**Exercise brief**
In the entries below, find the lines with the word "name" and copy them.
## start Available data
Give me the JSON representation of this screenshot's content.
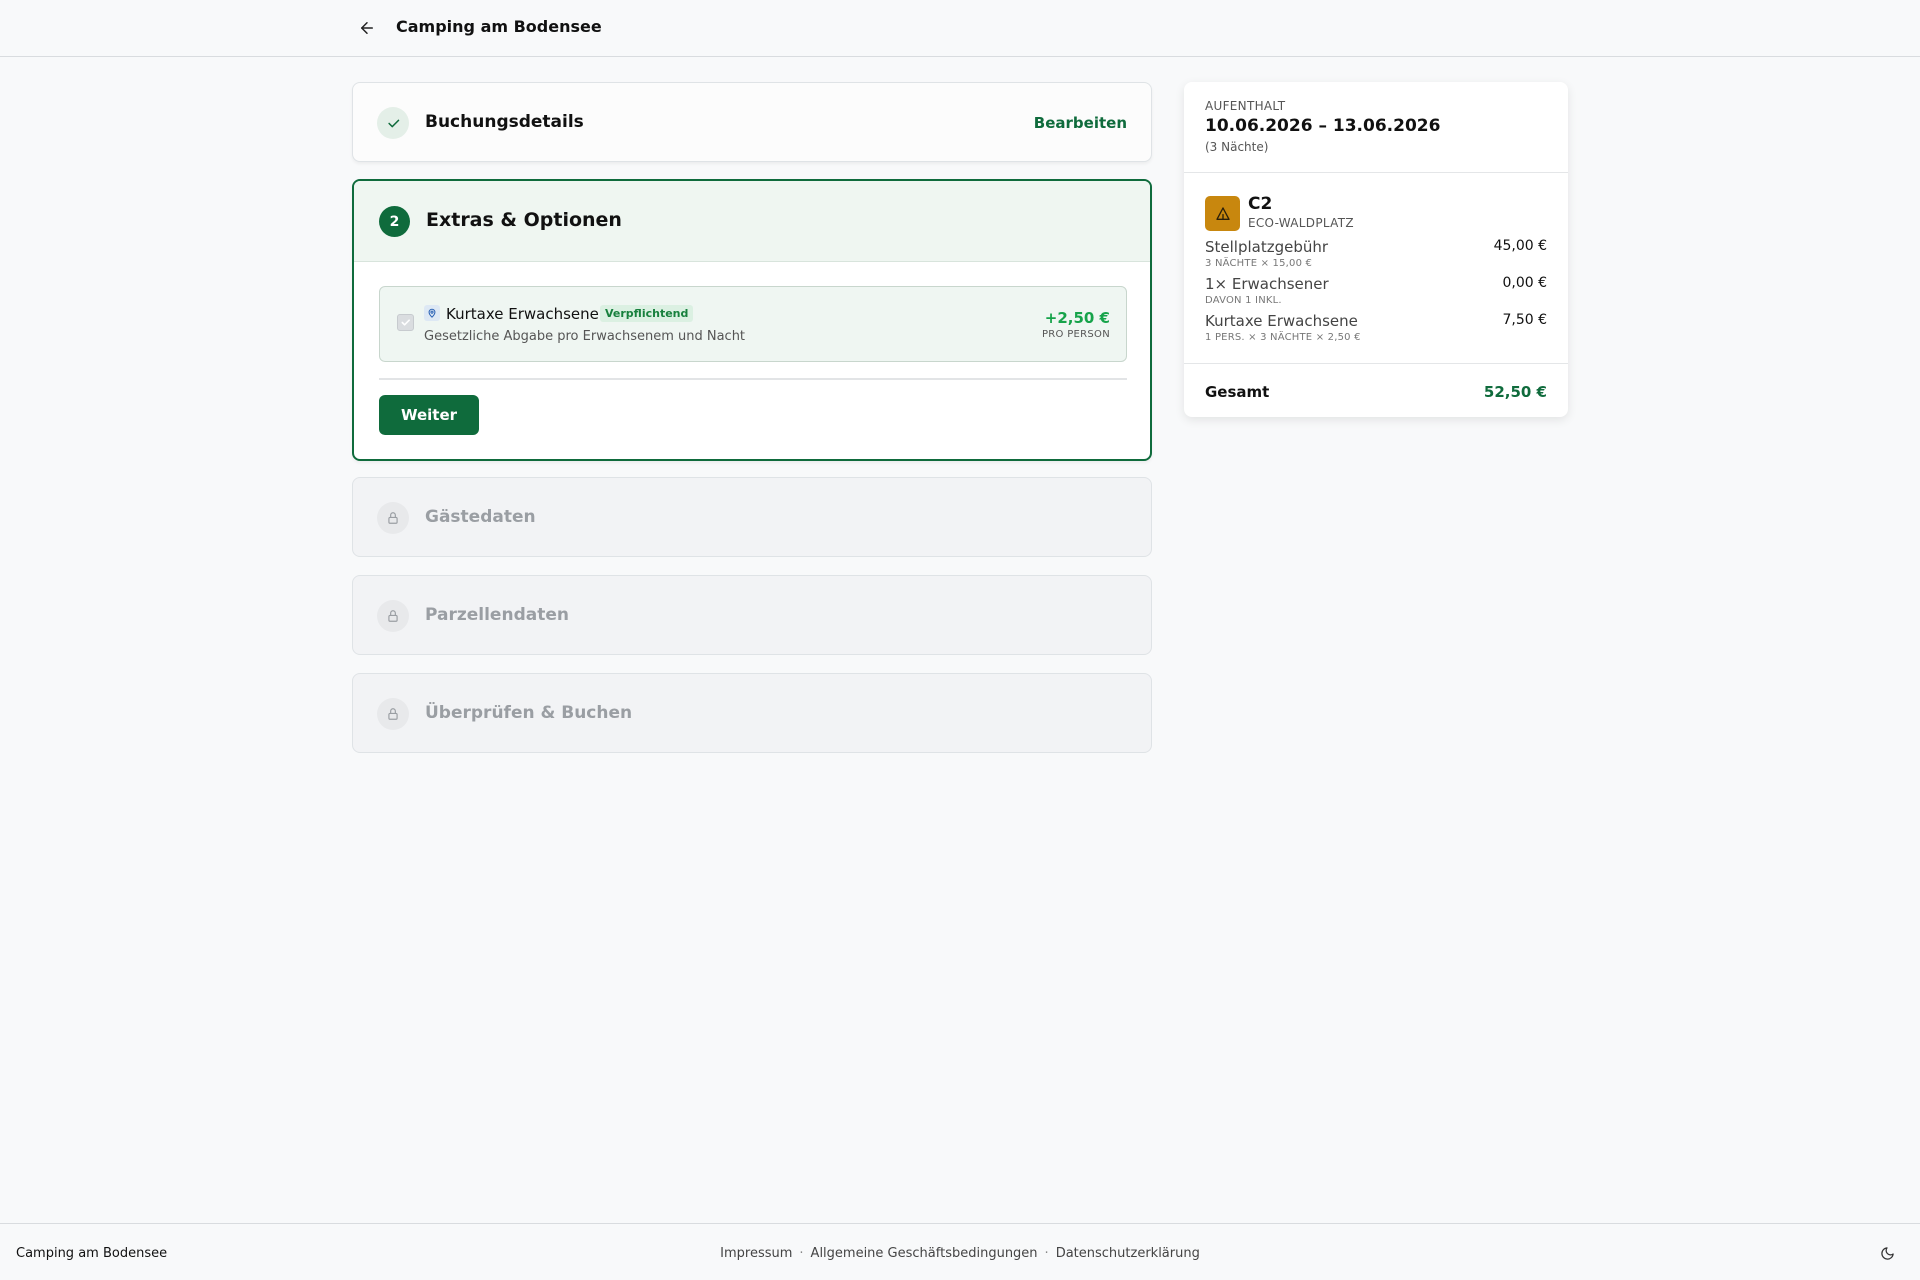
{
  "header": {
    "title": "Camping am Bodensee",
    "back_icon": "arrow-left-icon"
  },
  "steps": {
    "done": {
      "title": "Buchungsdetails",
      "edit_label": "Bearbeiten",
      "icon": "check-icon"
    },
    "active": {
      "number": "2",
      "title": "Extras & Optionen",
      "extra": {
        "name": "Kurtaxe Erwachsene",
        "badge": "Verpflichtend",
        "description": "Gesetzliche Abgabe pro Erwachsenem und Nacht",
        "price": "+2,50 €",
        "unit": "PRO PERSON",
        "checked": true
      },
      "next_label": "Weiter"
    },
    "locked": [
      {
        "title": "Gästedaten",
        "icon": "lock-icon"
      },
      {
        "title": "Parzellendaten",
        "icon": "lock-icon"
      },
      {
        "title": "Überprüfen & Buchen",
        "icon": "lock-icon"
      }
    ]
  },
  "summary": {
    "label": "AUFENTHALT",
    "dates": "10.06.2026 – 13.06.2026",
    "nights": "(3 Nächte)",
    "pitch": {
      "name": "C2",
      "type": "ECO-WALDPLATZ",
      "icon": "tent-icon",
      "icon_color": "#c8870e"
    },
    "lines": [
      {
        "name": "Stellplatzgebühr",
        "sub": "3 NÄCHTE × 15,00 €",
        "value": "45,00 €"
      },
      {
        "name": "1× Erwachsener",
        "sub": "DAVON 1 INKL.",
        "value": "0,00 €"
      },
      {
        "name": "Kurtaxe Erwachsene",
        "sub": "1 PERS. × 3 NÄCHTE × 2,50 €",
        "value": "7,50 €"
      }
    ],
    "total_label": "Gesamt",
    "total_value": "52,50 €"
  },
  "footer": {
    "brand": "Camping am Bodensee",
    "links": [
      "Impressum",
      "Allgemeine Geschäftsbedingungen",
      "Datenschutzerklärung"
    ],
    "theme_icon": "moon-icon"
  },
  "colors": {
    "accent": "#0f6b3c",
    "price": "#16a34a",
    "badge_bg": "#dbf0e2"
  }
}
## end Available data
**Result of the exercise**
        "name": "Kurtaxe Erwachsene",
      "name": "C2",
        "name": "Stellplatzgebühr",
        "name": "1× Erwachsener",
        "name": "Kurtaxe Erwachsene",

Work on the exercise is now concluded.